**WHAT THE EXERCISE ASKS**
Reproduce every line of the following items verbatim, with no changes.

**EXCERPTED DATA**

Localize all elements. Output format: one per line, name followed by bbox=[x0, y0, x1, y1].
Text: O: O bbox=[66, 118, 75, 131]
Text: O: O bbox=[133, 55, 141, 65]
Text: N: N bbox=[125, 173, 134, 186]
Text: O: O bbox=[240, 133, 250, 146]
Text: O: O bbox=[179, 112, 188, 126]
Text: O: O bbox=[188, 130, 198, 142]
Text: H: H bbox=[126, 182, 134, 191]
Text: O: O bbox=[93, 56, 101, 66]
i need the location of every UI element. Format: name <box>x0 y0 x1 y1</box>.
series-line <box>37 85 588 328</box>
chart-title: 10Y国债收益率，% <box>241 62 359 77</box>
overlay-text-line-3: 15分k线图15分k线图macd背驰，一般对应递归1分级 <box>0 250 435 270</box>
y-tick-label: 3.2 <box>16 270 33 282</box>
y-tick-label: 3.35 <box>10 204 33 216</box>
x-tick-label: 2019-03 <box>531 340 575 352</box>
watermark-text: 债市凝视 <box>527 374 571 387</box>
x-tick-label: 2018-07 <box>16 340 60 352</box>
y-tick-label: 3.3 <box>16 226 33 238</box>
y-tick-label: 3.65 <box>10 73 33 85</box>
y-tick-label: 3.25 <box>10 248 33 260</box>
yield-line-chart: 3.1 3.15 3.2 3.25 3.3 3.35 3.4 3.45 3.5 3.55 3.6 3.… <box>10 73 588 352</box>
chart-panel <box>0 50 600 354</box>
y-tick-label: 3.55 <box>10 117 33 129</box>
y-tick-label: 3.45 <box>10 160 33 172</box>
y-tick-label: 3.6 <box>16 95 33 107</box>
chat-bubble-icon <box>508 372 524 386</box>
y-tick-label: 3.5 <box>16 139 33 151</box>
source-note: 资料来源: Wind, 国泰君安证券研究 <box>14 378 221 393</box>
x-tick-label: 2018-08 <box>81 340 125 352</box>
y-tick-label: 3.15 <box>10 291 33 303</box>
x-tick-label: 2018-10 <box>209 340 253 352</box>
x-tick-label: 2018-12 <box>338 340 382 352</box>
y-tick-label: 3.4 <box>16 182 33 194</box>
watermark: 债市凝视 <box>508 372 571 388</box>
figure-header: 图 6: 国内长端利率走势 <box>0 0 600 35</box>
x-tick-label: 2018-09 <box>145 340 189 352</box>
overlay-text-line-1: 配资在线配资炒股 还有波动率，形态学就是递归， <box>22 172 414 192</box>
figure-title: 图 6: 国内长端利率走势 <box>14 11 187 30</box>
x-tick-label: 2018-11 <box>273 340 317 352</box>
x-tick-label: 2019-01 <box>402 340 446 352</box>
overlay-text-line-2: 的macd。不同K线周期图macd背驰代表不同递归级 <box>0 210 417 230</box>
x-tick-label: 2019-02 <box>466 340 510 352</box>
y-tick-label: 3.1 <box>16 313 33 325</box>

**COMPLETE ANSWER**
Localize all elements. Output format: one per line, name followed by bbox=[x0, y0, x1, y1].
Text: O: O bbox=[66, 118, 75, 131]
Text: O: O bbox=[133, 55, 141, 65]
Text: N: N bbox=[125, 173, 134, 186]
Text: O: O bbox=[240, 133, 250, 146]
Text: O: O bbox=[179, 112, 188, 126]
Text: O: O bbox=[188, 130, 198, 142]
Text: H: H bbox=[126, 182, 134, 191]
Text: O: O bbox=[93, 56, 101, 66]
i need the location of every UI element. Format: name <box>x0 y0 x1 y1</box>.
series-line <box>37 85 588 328</box>
chart-title: 10Y国债收益率，% <box>241 62 359 77</box>
overlay-text-line-3: 15分k线图15分k线图macd背驰，一般对应递归1分级 <box>0 250 435 270</box>
y-tick-label: 3.2 <box>16 270 33 282</box>
y-tick-label: 3.35 <box>10 204 33 216</box>
x-tick-label: 2019-03 <box>531 340 575 352</box>
watermark-text: 债市凝视 <box>527 374 571 387</box>
x-tick-label: 2018-07 <box>16 340 60 352</box>
y-tick-label: 3.3 <box>16 226 33 238</box>
y-tick-label: 3.65 <box>10 73 33 85</box>
y-tick-label: 3.25 <box>10 248 33 260</box>
yield-line-chart: 3.1 3.15 3.2 3.25 3.3 3.35 3.4 3.45 3.5 3.55 3.6 3.… <box>10 73 588 352</box>
chart-panel <box>0 50 600 354</box>
y-tick-label: 3.55 <box>10 117 33 129</box>
y-tick-label: 3.45 <box>10 160 33 172</box>
y-tick-label: 3.6 <box>16 95 33 107</box>
chat-bubble-icon <box>508 372 524 386</box>
y-tick-label: 3.5 <box>16 139 33 151</box>
source-note: 资料来源: Wind, 国泰君安证券研究 <box>14 378 221 393</box>
x-tick-label: 2018-08 <box>81 340 125 352</box>
y-tick-label: 3.15 <box>10 291 33 303</box>
x-tick-label: 2018-10 <box>209 340 253 352</box>
x-tick-label: 2018-12 <box>338 340 382 352</box>
y-tick-label: 3.4 <box>16 182 33 194</box>
watermark: 债市凝视 <box>508 372 571 388</box>
figure-header: 图 6: 国内长端利率走势 <box>0 0 600 35</box>
x-tick-label: 2018-09 <box>145 340 189 352</box>
overlay-text-line-1: 配资在线配资炒股 还有波动率，形态学就是递归， <box>22 172 414 192</box>
figure-title: 图 6: 国内长端利率走势 <box>14 11 187 30</box>
x-tick-label: 2018-11 <box>273 340 317 352</box>
x-tick-label: 2019-01 <box>402 340 446 352</box>
overlay-text-line-2: 的macd。不同K线周期图macd背驰代表不同递归级 <box>0 210 417 230</box>
x-tick-label: 2019-02 <box>466 340 510 352</box>
y-tick-label: 3.1 <box>16 313 33 325</box>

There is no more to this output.